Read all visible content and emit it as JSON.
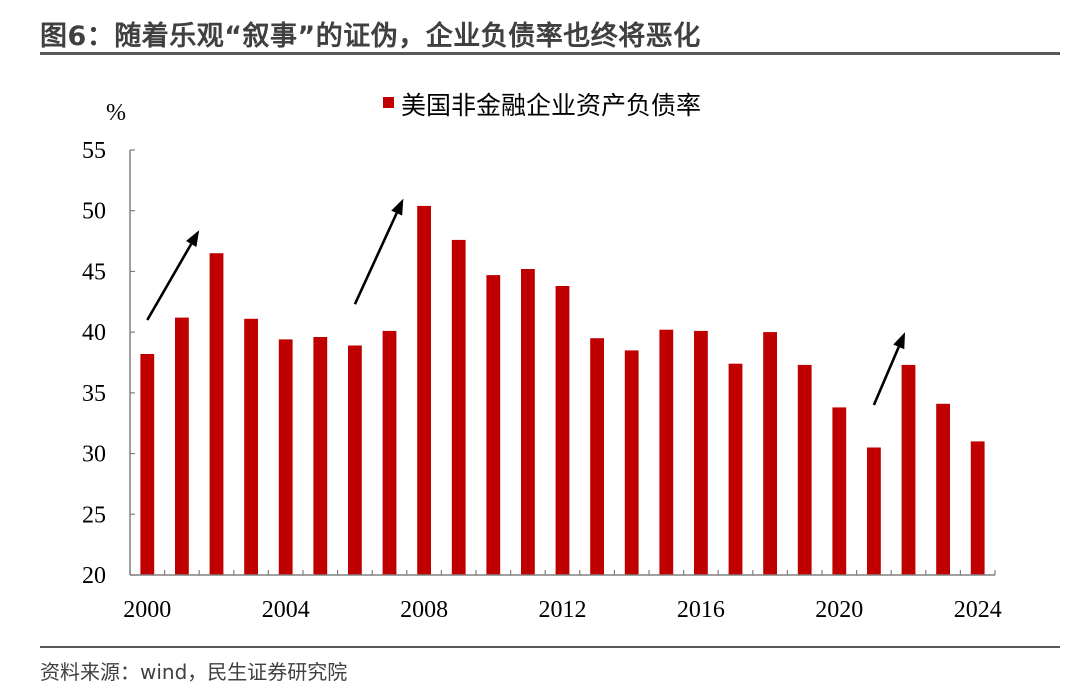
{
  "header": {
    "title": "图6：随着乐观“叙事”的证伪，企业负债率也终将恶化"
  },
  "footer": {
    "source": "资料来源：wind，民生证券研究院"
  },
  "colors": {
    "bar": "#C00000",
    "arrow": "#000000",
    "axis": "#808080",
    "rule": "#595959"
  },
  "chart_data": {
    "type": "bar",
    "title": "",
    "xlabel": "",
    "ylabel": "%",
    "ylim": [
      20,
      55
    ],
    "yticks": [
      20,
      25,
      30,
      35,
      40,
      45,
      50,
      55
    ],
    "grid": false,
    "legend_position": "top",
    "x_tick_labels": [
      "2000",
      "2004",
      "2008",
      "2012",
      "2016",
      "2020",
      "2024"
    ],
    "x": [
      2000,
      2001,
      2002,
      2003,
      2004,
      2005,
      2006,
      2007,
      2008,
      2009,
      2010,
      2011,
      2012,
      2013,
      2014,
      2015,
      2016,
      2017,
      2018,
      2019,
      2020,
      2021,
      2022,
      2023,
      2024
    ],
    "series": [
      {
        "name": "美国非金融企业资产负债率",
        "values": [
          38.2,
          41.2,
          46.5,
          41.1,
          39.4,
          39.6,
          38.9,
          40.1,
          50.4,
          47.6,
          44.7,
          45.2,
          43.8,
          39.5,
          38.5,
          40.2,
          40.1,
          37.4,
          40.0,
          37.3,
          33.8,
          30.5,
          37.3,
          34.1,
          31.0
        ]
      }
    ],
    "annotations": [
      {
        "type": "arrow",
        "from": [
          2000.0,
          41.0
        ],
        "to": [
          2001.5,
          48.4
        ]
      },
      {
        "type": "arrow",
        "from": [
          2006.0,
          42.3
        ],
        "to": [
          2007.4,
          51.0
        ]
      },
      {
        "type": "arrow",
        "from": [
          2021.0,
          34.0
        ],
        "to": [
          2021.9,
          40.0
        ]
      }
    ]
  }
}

Job: Check each line above for the word "title" and copy the ones that have it.

Written solution:
    "title": "图6：随着乐观“叙事”的证伪，企业负债率也终将恶化"
    "title": "",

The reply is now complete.